Start Passage shown

So eventually I quit, I moved to contracting work and I've been working on my own business, and it's a better deal in my opinion.

You really have to think about what you want in life.. some people like the corporate life. But for me, getting up early in the morning, putting on a suit and working for someone else all day is nothing other than slavery, and it doesn't matter if you pay me 10K or 100K, I don't want to do it.


----------



## 31205 (Jan 16, 2013)

wat_is_this said:


> Damn, i'd disable my life and work those hours for as long as I physically and/or mentally could!
> 
> What does the job consist of?


Start a machine. Sit down. Wait for machine to finish cycle (115mins). Remove finished roll. Start new roll. Wrap finished roll. Move to warehouse. Sit back down and wait for machine to finish cycle. If the machine breaks, which they do pretty often, fix it. Usually only simple stuff. Hardest part is trying not to get bored. Also overtime doesn't come around too often. We're busy now, I did 80 hrs last week and on 12 hr nights this week.maybe another two weeks of 12 hr shifts. See what happens.

End Passage shown

• Given exercise 1: In the forum thread, how long does the machine take to finish one cycle?

Start Exercise input

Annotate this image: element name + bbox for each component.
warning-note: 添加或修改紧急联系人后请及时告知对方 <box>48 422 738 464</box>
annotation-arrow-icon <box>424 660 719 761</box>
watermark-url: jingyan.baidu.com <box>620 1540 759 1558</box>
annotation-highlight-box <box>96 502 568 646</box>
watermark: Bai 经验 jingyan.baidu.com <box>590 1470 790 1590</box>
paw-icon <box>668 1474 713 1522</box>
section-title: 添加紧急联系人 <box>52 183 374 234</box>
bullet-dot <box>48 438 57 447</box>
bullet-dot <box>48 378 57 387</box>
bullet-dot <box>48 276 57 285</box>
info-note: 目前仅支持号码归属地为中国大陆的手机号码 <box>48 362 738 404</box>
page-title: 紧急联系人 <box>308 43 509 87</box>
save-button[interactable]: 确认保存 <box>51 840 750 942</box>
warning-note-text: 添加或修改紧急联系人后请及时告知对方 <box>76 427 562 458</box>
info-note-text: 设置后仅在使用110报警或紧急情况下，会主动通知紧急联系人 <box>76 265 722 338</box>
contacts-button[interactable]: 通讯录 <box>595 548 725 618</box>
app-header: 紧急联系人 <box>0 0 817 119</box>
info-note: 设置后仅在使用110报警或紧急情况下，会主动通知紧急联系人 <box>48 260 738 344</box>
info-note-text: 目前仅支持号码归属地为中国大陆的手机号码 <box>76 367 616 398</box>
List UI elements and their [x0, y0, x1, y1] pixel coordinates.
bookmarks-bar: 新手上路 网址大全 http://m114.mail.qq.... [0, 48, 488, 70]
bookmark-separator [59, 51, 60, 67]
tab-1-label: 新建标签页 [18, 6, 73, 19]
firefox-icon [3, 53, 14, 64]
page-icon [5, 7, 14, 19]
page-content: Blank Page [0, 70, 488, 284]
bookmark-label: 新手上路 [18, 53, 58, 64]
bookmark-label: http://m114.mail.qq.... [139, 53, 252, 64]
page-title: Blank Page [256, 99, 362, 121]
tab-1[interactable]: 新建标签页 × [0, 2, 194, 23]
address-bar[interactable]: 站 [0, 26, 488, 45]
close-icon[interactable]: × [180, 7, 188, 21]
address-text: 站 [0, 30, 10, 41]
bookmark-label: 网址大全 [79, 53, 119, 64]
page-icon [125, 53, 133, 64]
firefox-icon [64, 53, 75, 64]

End Exercise input

• Given exercise 2: Update the entries from their first line through the line containing "bullet-dot <box>48 276 57 285</box>", swapping "bullet-dot" for "list-dot" and changing nothing else. Give only those lines.

• Worked solution 1: 115 minutes.

• Worked solution 2:
Annotate this image: element name + bbox for each component.
warning-note: 添加或修改紧急联系人后请及时告知对方 <box>48 422 738 464</box>
annotation-arrow-icon <box>424 660 719 761</box>
watermark-url: jingyan.baidu.com <box>620 1540 759 1558</box>
annotation-highlight-box <box>96 502 568 646</box>
watermark: Bai 经验 jingyan.baidu.com <box>590 1470 790 1590</box>
paw-icon <box>668 1474 713 1522</box>
section-title: 添加紧急联系人 <box>52 183 374 234</box>
list-dot <box>48 438 57 447</box>
list-dot <box>48 378 57 387</box>
list-dot <box>48 276 57 285</box>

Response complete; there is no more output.